- Problem statement: Go through the entries below and copy each line containing the word "this".

•••

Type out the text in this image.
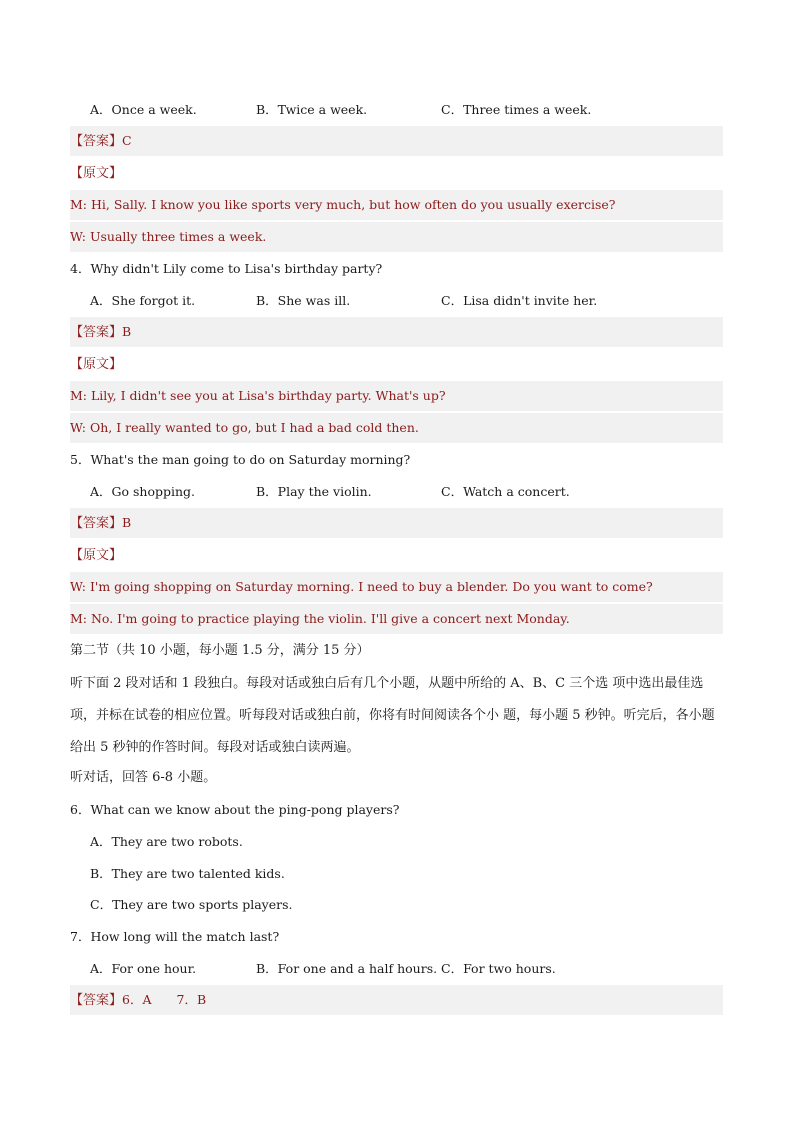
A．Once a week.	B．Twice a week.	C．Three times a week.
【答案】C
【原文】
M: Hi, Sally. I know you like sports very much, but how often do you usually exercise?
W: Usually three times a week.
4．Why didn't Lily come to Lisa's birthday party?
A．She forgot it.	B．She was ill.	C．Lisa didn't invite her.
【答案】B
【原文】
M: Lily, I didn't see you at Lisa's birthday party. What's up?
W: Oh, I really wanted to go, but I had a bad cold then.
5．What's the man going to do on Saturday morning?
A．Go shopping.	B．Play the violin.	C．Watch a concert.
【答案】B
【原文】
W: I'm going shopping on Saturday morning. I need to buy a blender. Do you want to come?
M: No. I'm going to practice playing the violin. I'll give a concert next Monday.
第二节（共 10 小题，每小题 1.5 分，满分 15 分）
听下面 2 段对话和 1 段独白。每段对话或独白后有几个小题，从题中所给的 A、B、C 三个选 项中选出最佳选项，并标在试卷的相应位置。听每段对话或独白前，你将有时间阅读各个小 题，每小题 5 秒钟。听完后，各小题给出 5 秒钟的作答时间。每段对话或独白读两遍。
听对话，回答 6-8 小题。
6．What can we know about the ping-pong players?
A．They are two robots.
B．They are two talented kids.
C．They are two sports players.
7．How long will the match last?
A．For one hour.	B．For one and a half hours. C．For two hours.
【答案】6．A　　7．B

•••

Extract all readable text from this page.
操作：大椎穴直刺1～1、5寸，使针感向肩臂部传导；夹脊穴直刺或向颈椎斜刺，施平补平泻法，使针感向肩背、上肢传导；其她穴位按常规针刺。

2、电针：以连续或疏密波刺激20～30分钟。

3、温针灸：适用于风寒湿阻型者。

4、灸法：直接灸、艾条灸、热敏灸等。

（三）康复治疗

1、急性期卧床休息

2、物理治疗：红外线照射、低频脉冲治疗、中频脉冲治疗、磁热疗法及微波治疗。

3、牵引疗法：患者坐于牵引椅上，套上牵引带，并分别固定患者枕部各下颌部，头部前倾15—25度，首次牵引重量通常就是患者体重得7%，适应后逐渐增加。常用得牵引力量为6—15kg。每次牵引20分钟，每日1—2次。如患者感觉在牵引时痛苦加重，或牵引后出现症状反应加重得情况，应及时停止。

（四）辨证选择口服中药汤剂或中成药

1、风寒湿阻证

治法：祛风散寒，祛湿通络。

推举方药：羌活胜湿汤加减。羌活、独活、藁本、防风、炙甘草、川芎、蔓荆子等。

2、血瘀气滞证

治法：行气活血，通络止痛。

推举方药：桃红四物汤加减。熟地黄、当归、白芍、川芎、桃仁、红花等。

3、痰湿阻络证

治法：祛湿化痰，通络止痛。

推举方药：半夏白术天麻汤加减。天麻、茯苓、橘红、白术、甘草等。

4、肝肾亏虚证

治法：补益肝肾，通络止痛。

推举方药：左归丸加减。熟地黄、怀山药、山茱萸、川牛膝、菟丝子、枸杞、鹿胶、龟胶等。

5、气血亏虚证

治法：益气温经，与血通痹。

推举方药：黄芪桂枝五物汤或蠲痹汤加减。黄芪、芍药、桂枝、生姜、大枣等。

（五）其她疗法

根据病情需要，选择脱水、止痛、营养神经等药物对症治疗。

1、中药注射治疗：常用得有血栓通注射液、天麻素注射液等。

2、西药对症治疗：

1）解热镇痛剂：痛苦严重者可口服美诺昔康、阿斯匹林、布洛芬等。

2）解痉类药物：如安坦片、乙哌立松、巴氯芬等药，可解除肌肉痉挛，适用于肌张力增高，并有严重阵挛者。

•••

- Response below:
Type out the text in this image.
Extract all readable text from this page.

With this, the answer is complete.